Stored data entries
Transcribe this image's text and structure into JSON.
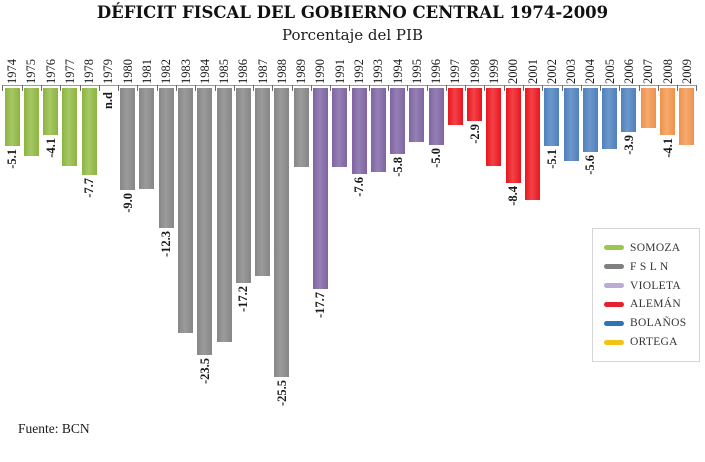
{
  "title": "DÉFICIT FISCAL DEL GOBIERNO CENTRAL 1974-2009",
  "subtitle": "Porcentaje del PIB",
  "source": "Fuente: BCN",
  "chart_data": {
    "type": "bar",
    "title": "DÉFICIT FISCAL DEL GOBIERNO CENTRAL 1974-2009",
    "subtitle": "Porcentaje del PIB",
    "unit": "% del PIB",
    "orientation": "vertical-negative",
    "value_axis_visible": false,
    "category_axis_position": "top",
    "ylim": [
      -27,
      0
    ],
    "grid": false,
    "legend_position": "bottom-right",
    "periods": [
      {
        "name": "SOMOZA",
        "years": "1974-1978",
        "color": "#8CB43F",
        "color_light": "#A6C766"
      },
      {
        "name": "FSLN",
        "years": "1979-1989",
        "color": "#868686",
        "color_light": "#9B9B9B"
      },
      {
        "name": "VIOLETA",
        "years": "1990-1996",
        "color": "#8064A2",
        "color_light": "#9480B4"
      },
      {
        "name": "ALEMAN",
        "years": "1997-2001",
        "color": "#E9151D",
        "color_light": "#F14348"
      },
      {
        "name": "BOLANOS",
        "years": "2002-2006",
        "color": "#4F81BD",
        "color_light": "#6C97CA"
      },
      {
        "name": "ORTEGA",
        "years": "2007-2009",
        "color": "#F0914A",
        "color_light": "#F5AB70"
      }
    ],
    "points": [
      {
        "year": "1974",
        "value": -5.1,
        "label": "-5.1",
        "period": "SOMOZA"
      },
      {
        "year": "1975",
        "value": -6.0,
        "label": null,
        "period": "SOMOZA"
      },
      {
        "year": "1976",
        "value": -4.1,
        "label": "-4.1",
        "period": "SOMOZA"
      },
      {
        "year": "1977",
        "value": -6.9,
        "label": null,
        "period": "SOMOZA"
      },
      {
        "year": "1978",
        "value": -7.7,
        "label": "-7.7",
        "period": "SOMOZA"
      },
      {
        "year": "1979",
        "value": null,
        "label": "n.d",
        "period": "FSLN"
      },
      {
        "year": "1980",
        "value": -9.0,
        "label": "-9.0",
        "period": "FSLN"
      },
      {
        "year": "1981",
        "value": -8.9,
        "label": null,
        "period": "FSLN"
      },
      {
        "year": "1982",
        "value": -12.3,
        "label": "-12.3",
        "period": "FSLN"
      },
      {
        "year": "1983",
        "value": -21.6,
        "label": null,
        "period": "FSLN"
      },
      {
        "year": "1984",
        "value": -23.5,
        "label": "-23.5",
        "period": "FSLN"
      },
      {
        "year": "1985",
        "value": -22.4,
        "label": null,
        "period": "FSLN"
      },
      {
        "year": "1986",
        "value": -17.2,
        "label": "-17.2",
        "period": "FSLN"
      },
      {
        "year": "1987",
        "value": -16.6,
        "label": null,
        "period": "FSLN"
      },
      {
        "year": "1988",
        "value": -25.5,
        "label": "-25.5",
        "period": "FSLN"
      },
      {
        "year": "1989",
        "value": -7.0,
        "label": null,
        "period": "FSLN"
      },
      {
        "year": "1990",
        "value": -17.7,
        "label": "-17.7",
        "period": "VIOLETA"
      },
      {
        "year": "1991",
        "value": -7.0,
        "label": null,
        "period": "VIOLETA"
      },
      {
        "year": "1992",
        "value": -7.6,
        "label": "-7.6",
        "period": "VIOLETA"
      },
      {
        "year": "1993",
        "value": -7.4,
        "label": null,
        "period": "VIOLETA"
      },
      {
        "year": "1994",
        "value": -5.8,
        "label": "-5.8",
        "period": "VIOLETA"
      },
      {
        "year": "1995",
        "value": -4.8,
        "label": null,
        "period": "VIOLETA"
      },
      {
        "year": "1996",
        "value": -5.0,
        "label": "-5.0",
        "period": "VIOLETA"
      },
      {
        "year": "1997",
        "value": -3.3,
        "label": null,
        "period": "ALEMAN"
      },
      {
        "year": "1998",
        "value": -2.9,
        "label": "-2.9",
        "period": "ALEMAN"
      },
      {
        "year": "1999",
        "value": -6.9,
        "label": null,
        "period": "ALEMAN"
      },
      {
        "year": "2000",
        "value": -8.4,
        "label": "-8.4",
        "period": "ALEMAN"
      },
      {
        "year": "2001",
        "value": -9.9,
        "label": null,
        "period": "ALEMAN"
      },
      {
        "year": "2002",
        "value": -5.1,
        "label": "-5.1",
        "period": "BOLANOS"
      },
      {
        "year": "2003",
        "value": -6.4,
        "label": null,
        "period": "BOLANOS"
      },
      {
        "year": "2004",
        "value": -5.6,
        "label": "-5.6",
        "period": "BOLANOS"
      },
      {
        "year": "2005",
        "value": -5.4,
        "label": null,
        "period": "BOLANOS"
      },
      {
        "year": "2006",
        "value": -3.9,
        "label": "-3.9",
        "period": "BOLANOS"
      },
      {
        "year": "2007",
        "value": -3.5,
        "label": null,
        "period": "ORTEGA"
      },
      {
        "year": "2008",
        "value": -4.1,
        "label": "-4.1",
        "period": "ORTEGA"
      },
      {
        "year": "2009",
        "value": -5.0,
        "label": null,
        "period": "ORTEGA"
      }
    ]
  },
  "legend": {
    "items": [
      {
        "label": "SOMOZA",
        "color": "#9CC652"
      },
      {
        "label": "F S L N",
        "color": "#808080"
      },
      {
        "label": "VIOLETA",
        "color": "#BCABD4"
      },
      {
        "label": "ALEMÁN",
        "color": "#E6202C"
      },
      {
        "label": "BOLAÑOS",
        "color": "#2E75B6"
      },
      {
        "label": "ORTEGA",
        "color": "#F2C314"
      }
    ]
  }
}
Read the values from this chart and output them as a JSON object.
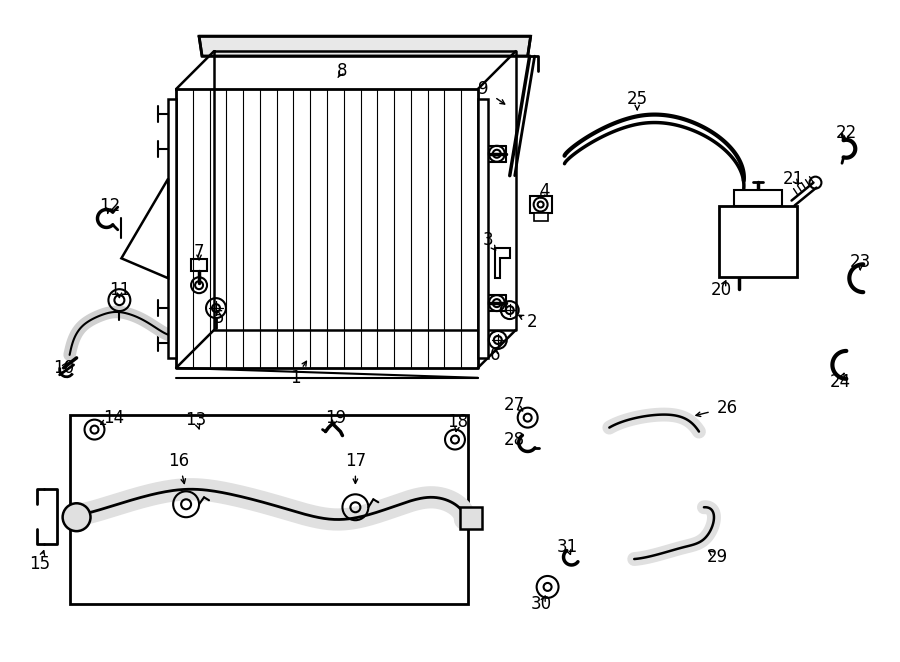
{
  "bg_color": "#ffffff",
  "line_color": "#000000",
  "fig_width": 9.0,
  "fig_height": 6.62,
  "dpi": 100
}
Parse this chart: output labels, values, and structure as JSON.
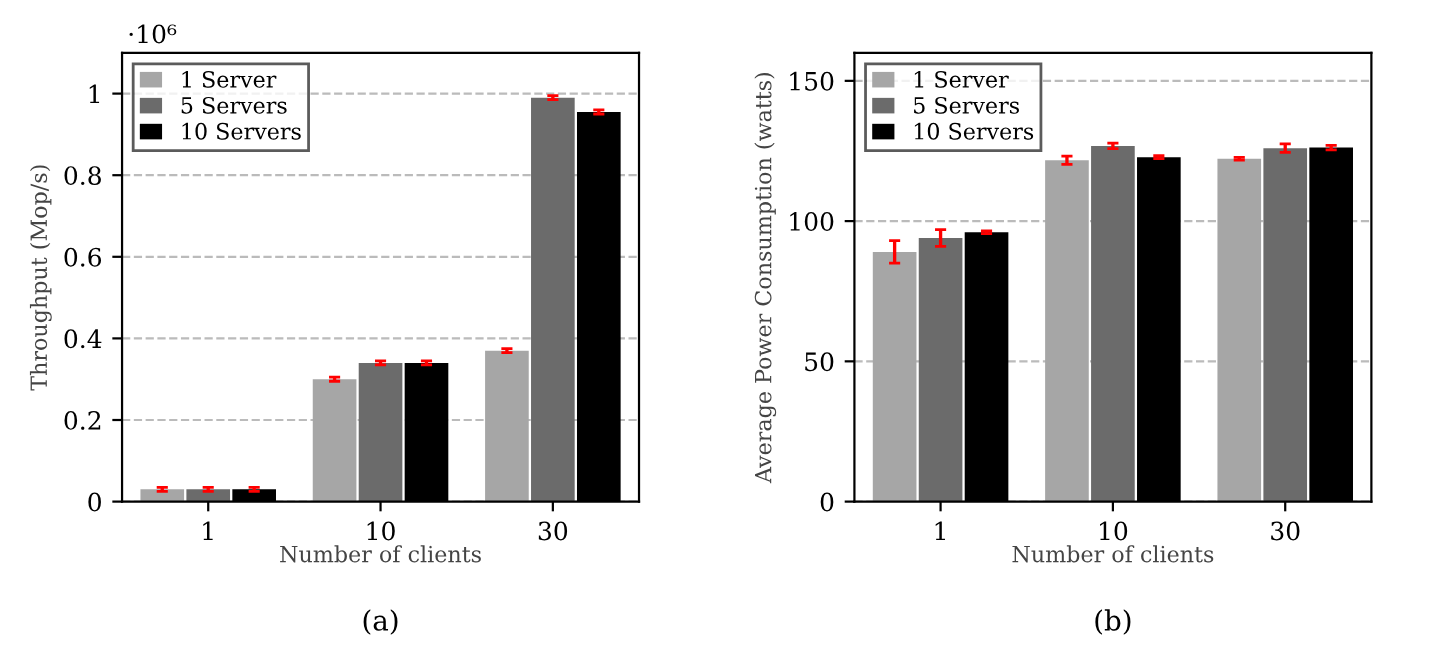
{
  "chart_data": [
    {
      "type": "bar",
      "xlabel": "Number of clients",
      "ylabel": "Throughput (Mop/s)",
      "categories": [
        "1",
        "10",
        "30"
      ],
      "series": [
        {
          "name": "1 Server",
          "color": "#a6a6a6",
          "values": [
            0.03,
            0.3,
            0.37
          ],
          "errors": [
            0.005,
            0.005,
            0.005
          ]
        },
        {
          "name": "5 Servers",
          "color": "#6b6b6b",
          "values": [
            0.03,
            0.34,
            0.99
          ],
          "errors": [
            0.005,
            0.005,
            0.005
          ]
        },
        {
          "name": "10 Servers",
          "color": "#000000",
          "values": [
            0.03,
            0.34,
            0.955
          ],
          "errors": [
            0.005,
            0.005,
            0.005
          ]
        }
      ],
      "ylim": [
        0,
        1.1
      ],
      "yticks": [
        0,
        0.2,
        0.4,
        0.6,
        0.8,
        1
      ],
      "grid": "y",
      "legend": "top left",
      "annotations": [
        "·10⁶",
        "(a)"
      ]
    },
    {
      "type": "bar",
      "xlabel": "Number of clients",
      "ylabel": "Average Power Consumption (watts)",
      "categories": [
        "1",
        "10",
        "30"
      ],
      "series": [
        {
          "name": "1 Server",
          "color": "#a6a6a6",
          "values": [
            89,
            121.7,
            122.2
          ],
          "errors": [
            4,
            1.5,
            0.5
          ]
        },
        {
          "name": "5 Servers",
          "color": "#6b6b6b",
          "values": [
            94,
            126.8,
            126
          ],
          "errors": [
            3,
            1,
            1.5
          ]
        },
        {
          "name": "10 Servers",
          "color": "#000000",
          "values": [
            96,
            122.8,
            126.2
          ],
          "errors": [
            0.5,
            0.5,
            0.8
          ]
        }
      ],
      "ylim": [
        0,
        160
      ],
      "yticks": [
        0,
        50,
        100,
        150
      ],
      "grid": "y",
      "legend": "top left",
      "annotations": [
        "(b)"
      ]
    }
  ]
}
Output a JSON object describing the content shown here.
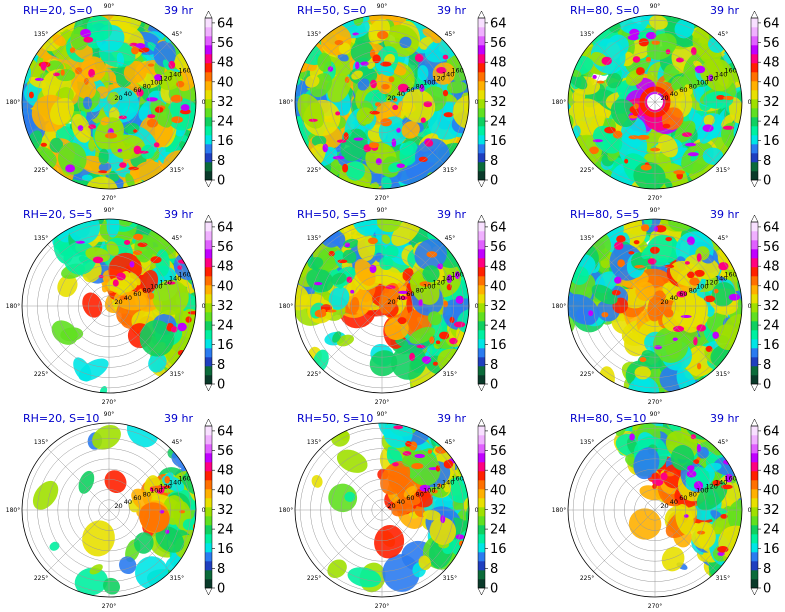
{
  "chart_data": {
    "type": "polar-filled-contour",
    "time_label": "39 hr",
    "angle_ticks": [
      "0°",
      "45°",
      "90°",
      "135°",
      "180°",
      "225°",
      "270°",
      "315°"
    ],
    "radial_ticks": [
      20,
      40,
      60,
      80,
      100,
      120,
      140,
      160
    ],
    "colorbar": {
      "ticks": [
        0,
        8,
        16,
        24,
        32,
        40,
        48,
        56,
        64
      ],
      "colors": [
        "#0a3a2a",
        "#0b6b3a",
        "#1f3fbf",
        "#2b7bf0",
        "#00e5e5",
        "#00f0a0",
        "#10d060",
        "#60e020",
        "#a0e000",
        "#e8e000",
        "#ffb000",
        "#ff7000",
        "#ff2000",
        "#ff0080",
        "#c000ff",
        "#e060ff",
        "#f0b0ff",
        "#f8e0ff"
      ]
    },
    "panels": [
      {
        "label": "RH=20, S=0",
        "pattern": "rings",
        "coverage": 0.82,
        "center_dx": 0,
        "center_dy": 0
      },
      {
        "label": "RH=50, S=0",
        "pattern": "spiral",
        "coverage": 1.0,
        "center_dx": 0,
        "center_dy": 0
      },
      {
        "label": "RH=80, S=0",
        "pattern": "eyewall",
        "coverage": 0.95,
        "center_dx": 0,
        "center_dy": 0
      },
      {
        "label": "RH=20, S=5",
        "pattern": "sector",
        "sector_center": 40,
        "sector_width": 200,
        "coverage": 0.55,
        "center_dx": 0.25,
        "center_dy": 0.05
      },
      {
        "label": "RH=50, S=5",
        "pattern": "sector",
        "sector_center": 60,
        "sector_width": 260,
        "coverage": 0.75,
        "center_dx": 0.1,
        "center_dy": 0.05
      },
      {
        "label": "RH=80, S=5",
        "pattern": "sector",
        "sector_center": 45,
        "sector_width": 300,
        "coverage": 0.9,
        "center_dx": 0.05,
        "center_dy": 0.05
      },
      {
        "label": "RH=20, S=10",
        "pattern": "sector",
        "sector_center": -5,
        "sector_width": 90,
        "coverage": 0.35,
        "center_dx": 0.45,
        "center_dy": 0.1
      },
      {
        "label": "RH=50, S=10",
        "pattern": "sector",
        "sector_center": 25,
        "sector_width": 130,
        "coverage": 0.45,
        "center_dx": 0.25,
        "center_dy": 0.1
      },
      {
        "label": "RH=80, S=10",
        "pattern": "sector",
        "sector_center": 35,
        "sector_width": 170,
        "coverage": 0.6,
        "center_dx": 0.2,
        "center_dy": 0.05
      }
    ]
  }
}
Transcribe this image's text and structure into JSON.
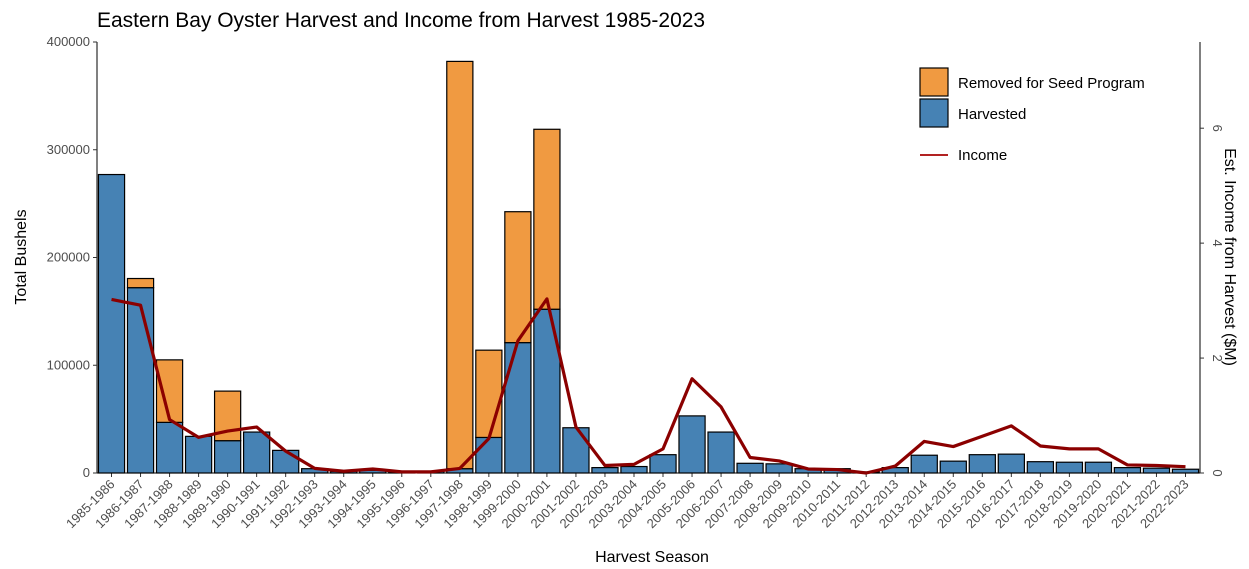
{
  "chart_data": {
    "type": "bar",
    "stacked": true,
    "title": "Eastern Bay Oyster Harvest and Income from Harvest 1985-2023",
    "xlabel": "Harvest Season",
    "ylabel": "Total Bushels",
    "y2label": "Est. Income from Harvest ($M)",
    "ylim": [
      0,
      400000
    ],
    "y2lim": [
      0,
      7.5
    ],
    "yticks": [
      "0",
      "100000",
      "200000",
      "300000",
      "400000"
    ],
    "y2ticks": [
      "0",
      "2",
      "4",
      "6"
    ],
    "legend_position": "top-right",
    "categories": [
      "1985-1986",
      "1986-1987",
      "1987-1988",
      "1988-1989",
      "1989-1990",
      "1990-1991",
      "1991-1992",
      "1992-1993",
      "1993-1994",
      "1994-1995",
      "1995-1996",
      "1996-1997",
      "1997-1998",
      "1998-1999",
      "1999-2000",
      "2000-2001",
      "2001-2002",
      "2002-2003",
      "2003-2004",
      "2004-2005",
      "2005-2006",
      "2006-2007",
      "2007-2008",
      "2008-2009",
      "2009-2010",
      "2010-2011",
      "2011-2012",
      "2012-2013",
      "2013-2014",
      "2014-2015",
      "2015-2016",
      "2016-2017",
      "2017-2018",
      "2018-2019",
      "2019-2020",
      "2020-2021",
      "2021-2022",
      "2022-2023"
    ],
    "series": [
      {
        "name": "Harvested",
        "color": "#4682b4",
        "values": [
          277000,
          172000,
          47000,
          34000,
          30000,
          38000,
          21000,
          4000,
          1500,
          2500,
          1000,
          1500,
          4000,
          33000,
          121000,
          152000,
          42000,
          5000,
          6000,
          17000,
          53000,
          38000,
          9000,
          8500,
          4000,
          4000,
          1000,
          5000,
          16500,
          11000,
          17000,
          17500,
          10500,
          10000,
          10000,
          5000,
          4500,
          3500
        ]
      },
      {
        "name": "Removed for Seed Program",
        "color": "#f09a41",
        "values": [
          0,
          8500,
          58000,
          0,
          46000,
          0,
          0,
          0,
          0,
          0,
          0,
          0,
          378000,
          81000,
          121500,
          167000,
          0,
          0,
          0,
          0,
          0,
          0,
          0,
          0,
          0,
          0,
          0,
          0,
          0,
          0,
          0,
          0,
          0,
          0,
          0,
          0,
          0,
          0
        ]
      }
    ],
    "line_series": {
      "name": "Income",
      "color": "#8b0000",
      "axis": "y2",
      "values": [
        3.02,
        2.92,
        0.93,
        0.62,
        0.73,
        0.8,
        0.38,
        0.08,
        0.03,
        0.07,
        0.02,
        0.02,
        0.08,
        0.6,
        2.3,
        3.03,
        0.8,
        0.13,
        0.15,
        0.42,
        1.64,
        1.15,
        0.27,
        0.21,
        0.07,
        0.06,
        0.0,
        0.12,
        0.55,
        0.46,
        0.64,
        0.82,
        0.47,
        0.42,
        0.42,
        0.14,
        0.13,
        0.11
      ]
    }
  }
}
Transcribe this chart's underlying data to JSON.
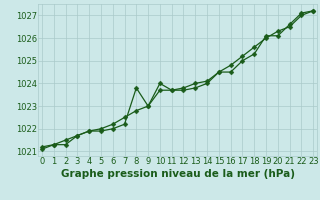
{
  "title": "Graphe pression niveau de la mer (hPa)",
  "background_color": "#cce8e8",
  "grid_color": "#aacaca",
  "line_color": "#1a5c1a",
  "marker_color": "#1a5c1a",
  "x_values": [
    0,
    1,
    2,
    3,
    4,
    5,
    6,
    7,
    8,
    9,
    10,
    11,
    12,
    13,
    14,
    15,
    16,
    17,
    18,
    19,
    20,
    21,
    22,
    23
  ],
  "series1": [
    1021.2,
    1021.3,
    1021.3,
    1021.7,
    1021.9,
    1021.9,
    1022.0,
    1022.2,
    1023.8,
    1023.0,
    1024.0,
    1023.7,
    1023.7,
    1023.8,
    1024.0,
    1024.5,
    1024.5,
    1025.0,
    1025.3,
    1026.1,
    1026.1,
    1026.6,
    1027.1,
    1027.2
  ],
  "series2": [
    1021.1,
    1021.3,
    1021.5,
    1021.7,
    1021.9,
    1022.0,
    1022.2,
    1022.5,
    1022.8,
    1023.0,
    1023.7,
    1023.7,
    1023.8,
    1024.0,
    1024.1,
    1024.5,
    1024.8,
    1025.2,
    1025.6,
    1026.0,
    1026.3,
    1026.5,
    1027.0,
    1027.2
  ],
  "ylim": [
    1020.8,
    1027.5
  ],
  "yticks": [
    1021,
    1022,
    1023,
    1024,
    1025,
    1026,
    1027
  ],
  "xlim": [
    -0.3,
    23.3
  ],
  "xticks": [
    0,
    1,
    2,
    3,
    4,
    5,
    6,
    7,
    8,
    9,
    10,
    11,
    12,
    13,
    14,
    15,
    16,
    17,
    18,
    19,
    20,
    21,
    22,
    23
  ],
  "title_fontsize": 7.5,
  "tick_fontsize": 6.0,
  "marker": "D",
  "marker_size": 2.5,
  "linewidth": 0.9
}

## Task prompt:
Copy out each line in the preceding records that contains "false".

## Completed task:
    "value_axis_visible": false,
    "grid": false,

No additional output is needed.